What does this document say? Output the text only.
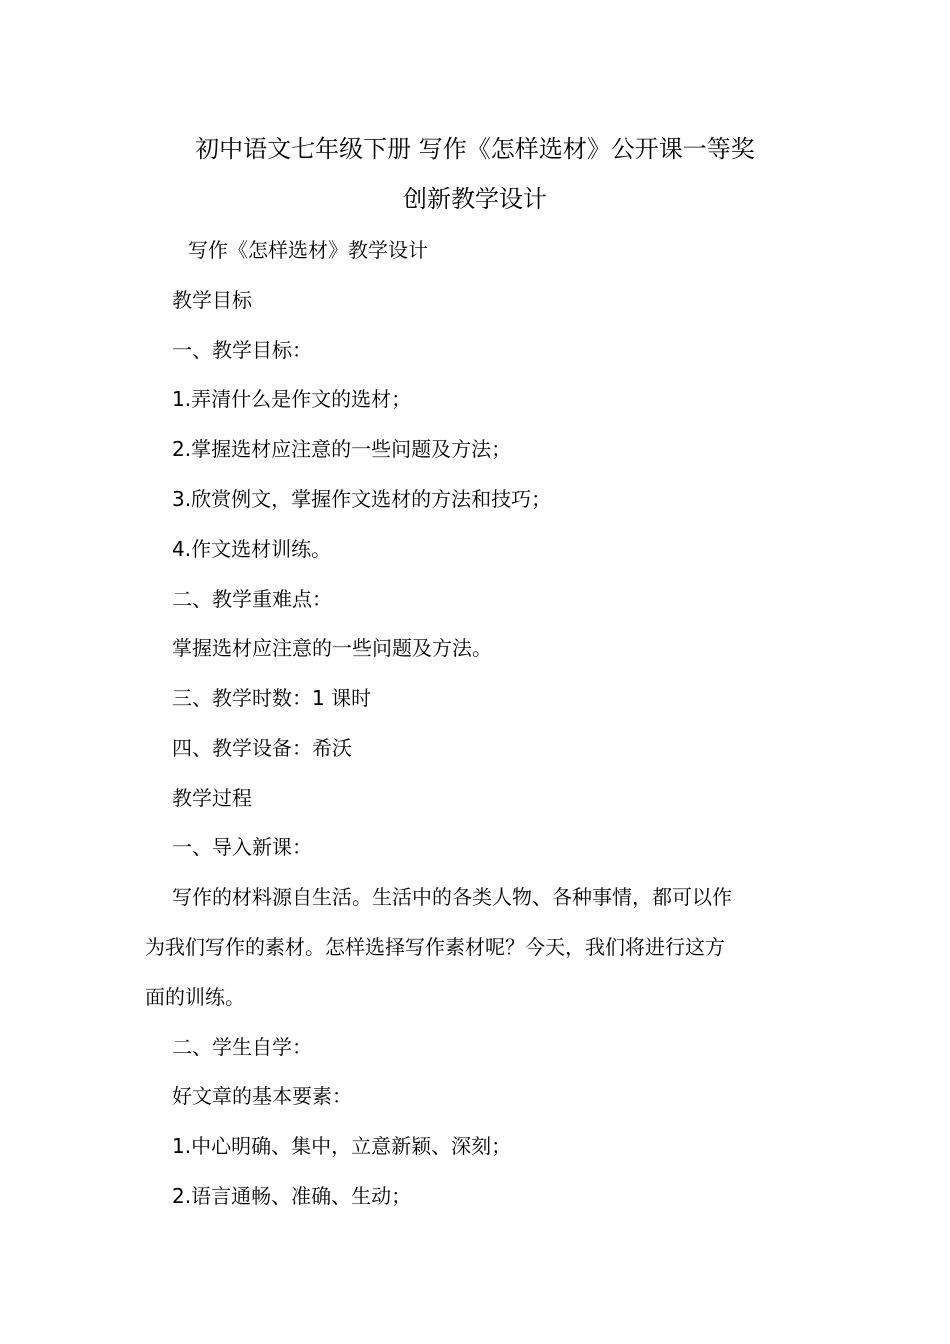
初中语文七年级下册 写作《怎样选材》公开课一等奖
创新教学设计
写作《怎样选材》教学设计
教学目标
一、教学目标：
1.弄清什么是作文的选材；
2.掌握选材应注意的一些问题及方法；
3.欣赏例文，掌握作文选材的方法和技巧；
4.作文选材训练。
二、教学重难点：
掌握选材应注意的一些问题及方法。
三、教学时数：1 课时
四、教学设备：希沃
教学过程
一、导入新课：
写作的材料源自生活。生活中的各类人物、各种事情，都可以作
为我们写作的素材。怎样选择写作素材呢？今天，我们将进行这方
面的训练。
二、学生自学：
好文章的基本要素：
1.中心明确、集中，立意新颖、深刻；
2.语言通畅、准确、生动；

--------------------------------

Will you set down the records word for word while leaving out every picture?

What does this document say? Output the text only.
初中语文七年级下册 写作《怎样选材》公开课一等奖
创新教学设计
写作《怎样选材》教学设计
教学目标
一、教学目标：
1.弄清什么是作文的选材；
2.掌握选材应注意的一些问题及方法；
3.欣赏例文，掌握作文选材的方法和技巧；
4.作文选材训练。
二、教学重难点：
掌握选材应注意的一些问题及方法。
三、教学时数：1 课时
四、教学设备：希沃
教学过程
一、导入新课：
写作的材料源自生活。生活中的各类人物、各种事情，都可以作
为我们写作的素材。怎样选择写作素材呢？今天，我们将进行这方
面的训练。
二、学生自学：
好文章的基本要素：
1.中心明确、集中，立意新颖、深刻；
2.语言通畅、准确、生动；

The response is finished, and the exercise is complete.